## BEGIN

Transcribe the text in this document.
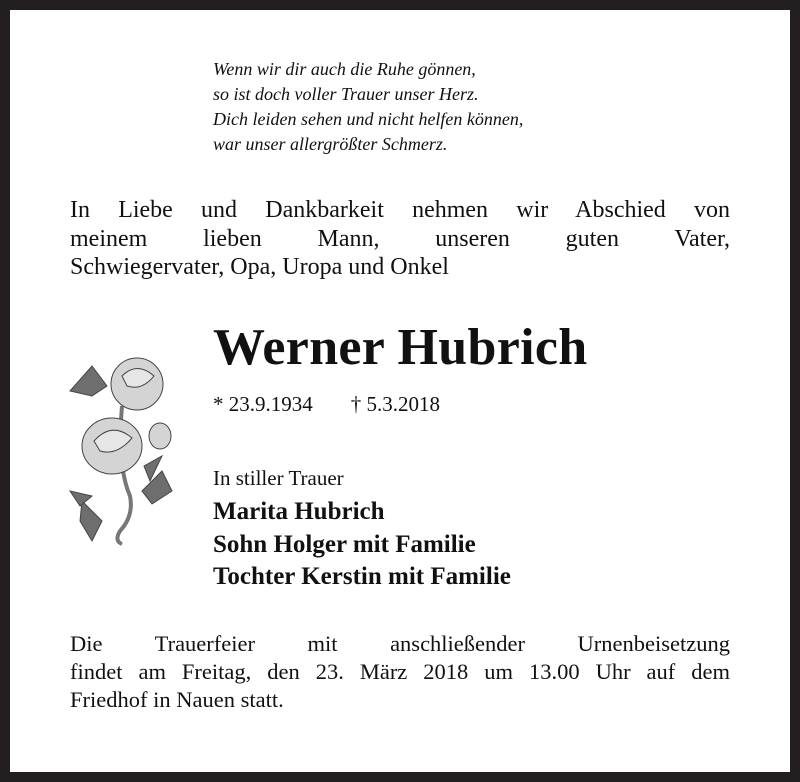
Wenn wir dir auch die Ruhe gönnen,
so ist doch voller Trauer unser Herz.
Dich leiden sehen und nicht helfen können,
war unser allergrößter Schmerz.
In Liebe und Dankbarkeit nehmen wir Abschied von
meinem lieben Mann, unseren guten Vater,
Schwiegervater, Opa, Uropa und Onkel
Werner Hubrich
* 23.9.1934 † 5.3.2018
In stiller Trauer
Marita Hubrich
Sohn Holger mit Familie
Tochter Kerstin mit Familie
Die Trauerfeier mit anschließender Urnenbeisetzung
findet am Freitag, den 23. März 2018 um 13.00 Uhr auf dem
Friedhof in Nauen statt.
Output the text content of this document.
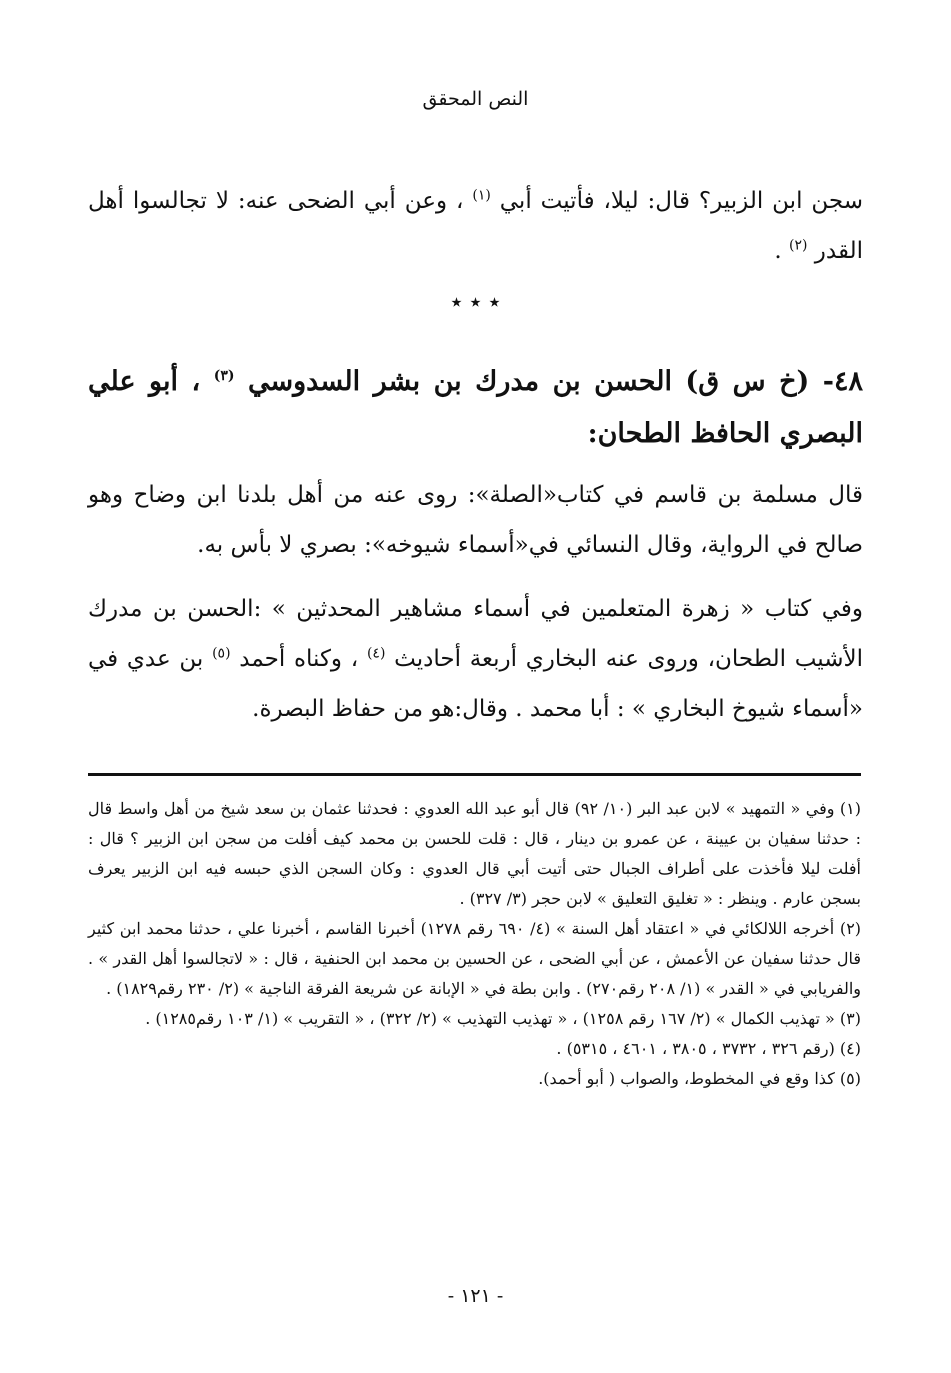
النص المحقق
سجن ابن الزبير؟ قال: ليلا، فأتيت أبي $^{(١)}$ ، وعن أبي الضحى عنه: لا تجالسوا أهل القدر $^{(٢)}$ .
٭ ٭ ٭
٤٨- (خ س ق) الحسن بن مدرك بن بشر السدوسي $^{(٣)}$ ، أبو علي البصري الحافظ الطحان:
قال مسلمة بن قاسم في كتاب«الصلة»: روى عنه من أهل بلدنا ابن وضاح وهو صالح في الرواية، وقال النسائي في«أسماء شيوخه»: بصري لا بأس به.
وفي كتاب « زهرة المتعلمين في أسماء مشاهير المحدثين » :الحسن بن مدرك الأشيب الطحان، وروى عنه البخاري أربعة أحاديث $^{(٤)}$ ، وكناه أحمد $^{(٥)}$ بن عدي في «أسماء شيوخ البخاري » : أبا محمد . وقال:هو من حفاظ البصرة.
(١) وفي « التمهيد » لابن عبد البر (١٠/ ٩٢) قال أبو عبد الله العدوي : فحدثنا عثمان بن سعد شيخ من أهل واسط قال : حدثنا سفيان بن عيينة ، عن عمرو بن دينار ، قال : قلت للحسن بن محمد كيف أفلت من سجن ابن الزبير ؟ قال : أفلت ليلا فأخذت على أطراف الجبال حتى أتيت أبي قال العدوي : وكان السجن الذي حبسه فيه ابن الزبير يعرف بسجن عارم . وينظر : « تغليق التعليق » لابن حجر (٣/ ٣٢٧) .
(٢) أخرجه اللالكائي في « اعتقاد أهل السنة » (٤/ ٦٩٠ رقم ١٢٧٨) أخبرنا القاسم ، أخبرنا علي ، حدثنا محمد ابن كثير قال حدثنا سفيان عن الأعمش ، عن أبي الضحى ، عن الحسين بن محمد ابن الحنفية ، قال : « لاتجالسوا أهل القدر » . والفريابي في « القدر » (١/ ٢٠٨ رقم٢٧٠) . وابن بطة في « الإبانة عن شريعة الفرقة الناجية » (٢/ ٢٣٠ رقم١٨٢٩) .
(٣) « تهذيب الكمال » (٢/ ١٦٧ رقم ١٢٥٨) ، « تهذيب التهذيب » (٢/ ٣٢٢) ، « التقريب » (١/ ١٠٣ رقم١٢٨٥) .
(٤) (رقم ٣٢٦ ، ٣٧٣٢ ، ٣٨٠٥ ، ٤٦٠١ ، ٥٣١٥) .
(٥) كذا وقع في المخطوط، والصواب ( أبو أحمد).
- ١٢١ -
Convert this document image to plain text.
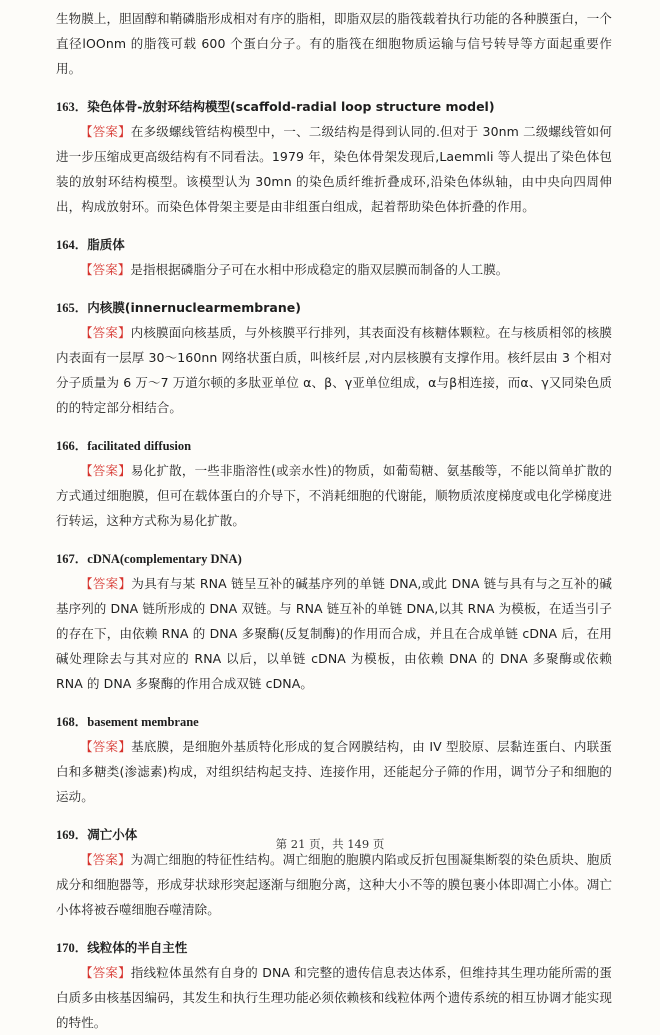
生物膜上，胆固醇和鞘磷脂形成相对有序的脂相，即脂双层的脂筏载着执行功能的各种膜蛋白，一个直径lOOnm 的脂筏可载 600 个蛋白分子。有的脂筏在细胞物质运输与信号转导等方面起重要作用。

163．染色体骨-放射环结构模型(scaffold-radial loop structure model)

【答案】在多级螺线管结构模型中，一、二级结构是得到认同的.但对于 30nm 二级螺线管如何进一步压缩成更高级结构有不同看法。1979 年，染色体骨架发现后,Laemmli 等人提出了染色体包装的放射环结构模型。该模型认为 30mn 的染色质纤维折叠成环,沿染色体纵轴，由中央向四周伸出，构成放射环。而染色体骨架主要是由非组蛋白组成，起着帮助染色体折叠的作用。

164．脂质体

【答案】是指根据磷脂分子可在水相中形成稳定的脂双层膜而制备的人工膜。

165．内核膜(innernuclearmembrane)

【答案】内核膜面向核基质，与外核膜平行排列，其表面没有核糖体颗粒。在与核质相邻的核膜内表面有一层厚 30～160nn 网络状蛋白质，叫核纤层 ,对内层核膜有支撑作用。核纤层由 3 个相对分子质量为 6 万～7 万道尔顿的多肽亚单位 α、β、γ亚单位组成，α与β相连接，而α、γ又同染色质的的特定部分相结合。

166．facilitated diffusion

【答案】易化扩散，一些非脂溶性(或亲水性)的物质，如葡萄糖、氨基酸等，不能以简单扩散的方式通过细胞膜，但可在载体蛋白的介导下，不消耗细胞的代谢能，顺物质浓度梯度或电化学梯度进行转运，这种方式称为易化扩散。

167．cDNA(complementary DNA)

【答案】为具有与某 RNA 链呈互补的碱基序列的单链 DNA,或此 DNA 链与具有与之互补的碱基序列的 DNA 链所形成的 DNA 双链。与 RNA 链互补的单链 DNA,以其 RNA 为模板，在适当引子的存在下，由依赖 RNA 的 DNA 多聚酶(反复制酶)的作用而合成，并且在合成单链 cDNA 后，在用碱处理除去与其对应的 RNA 以后，以单链 cDNA 为模板，由依赖 DNA 的 DNA 多聚酶或依赖 RNA 的 DNA 多聚酶的作用合成双链 cDNA。

168．basement membrane

【答案】基底膜，是细胞外基质特化形成的复合网膜结构，由 IV 型胶原、层黏连蛋白、内联蛋白和多糖类(渗滤素)构成，对组织结构起支持、连接作用，还能起分子筛的作用，调节分子和细胞的运动。

169．凋亡小体

【答案】为凋亡细胞的特征性结构。凋亡细胞的胞膜内陷或反折包围凝集断裂的染色质块、胞质成分和细胞器等，形成芽状球形突起逐渐与细胞分离，这种大小不等的膜包裹小体即凋亡小体。凋亡小体将被吞噬细胞吞噬清除。

170．线粒体的半自主性

【答案】指线粒体虽然有自身的 DNA 和完整的遗传信息表达体系，但维持其生理功能所需的蛋白质多由核基因编码，其发生和执行生理功能必须依赖核和线粒体两个遗传系统的相互协调才能实现的特性。

第 21 页，共 149 页
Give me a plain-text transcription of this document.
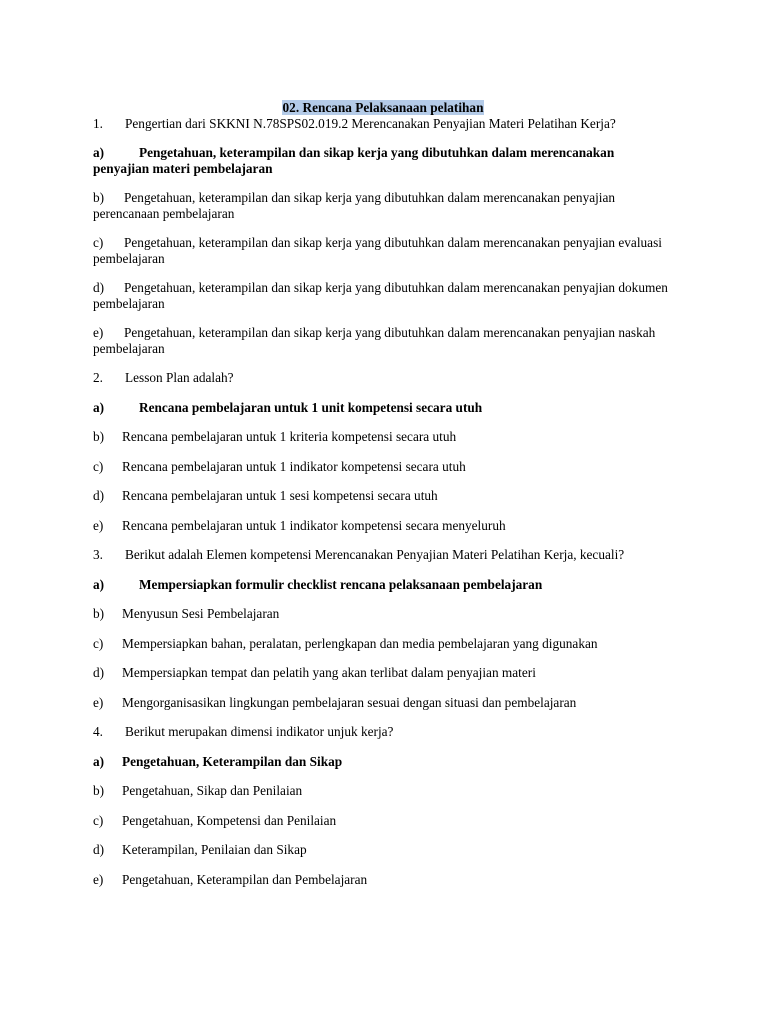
02. Rencana Pelaksanaan pelatihan

1. Pengertian dari SKKNI N.78SPS02.019.2 Merencanakan Penyajian Materi Pelatihan Kerja?

a)	Pengetahuan, keterampilan dan sikap kerja yang dibutuhkan dalam merencanakan penyajian materi pembelajaran

b) Pengetahuan, keterampilan dan sikap kerja yang dibutuhkan dalam merencanakan penyajian perencanaan pembelajaran

c) Pengetahuan, keterampilan dan sikap kerja yang dibutuhkan dalam merencanakan penyajian evaluasi pembelajaran

d) Pengetahuan, keterampilan dan sikap kerja yang dibutuhkan dalam merencanakan penyajian dokumen pembelajaran

e) Pengetahuan, keterampilan dan sikap kerja yang dibutuhkan dalam merencanakan penyajian naskah pembelajaran

2. Lesson Plan adalah?

a)	Rencana pembelajaran untuk 1 unit kompetensi secara utuh

b) Rencana pembelajaran untuk 1 kriteria kompetensi secara utuh

c) Rencana pembelajaran untuk 1 indikator kompetensi secara utuh

d) Rencana pembelajaran untuk 1 sesi kompetensi secara utuh

e) Rencana pembelajaran untuk 1 indikator kompetensi secara menyeluruh

3. Berikut adalah Elemen kompetensi Merencanakan Penyajian Materi Pelatihan Kerja, kecuali?

a)	Mempersiapkan formulir checklist rencana pelaksanaan pembelajaran

b) Menyusun Sesi Pembelajaran

c) Mempersiapkan bahan, peralatan, perlengkapan dan media pembelajaran yang digunakan

d) Mempersiapkan tempat dan pelatih yang akan terlibat dalam penyajian materi

e) Mengorganisasikan lingkungan pembelajaran sesuai dengan situasi dan pembelajaran

4. Berikut merupakan dimensi indikator unjuk kerja?

a) Pengetahuan, Keterampilan dan Sikap

b) Pengetahuan, Sikap dan Penilaian

c) Pengetahuan, Kompetensi dan Penilaian

d) Keterampilan, Penilaian dan Sikap

e) Pengetahuan, Keterampilan dan Pembelajaran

## END

What to work on: Count every line above that holds the string "text" and give the total, nothing more.

The output: 4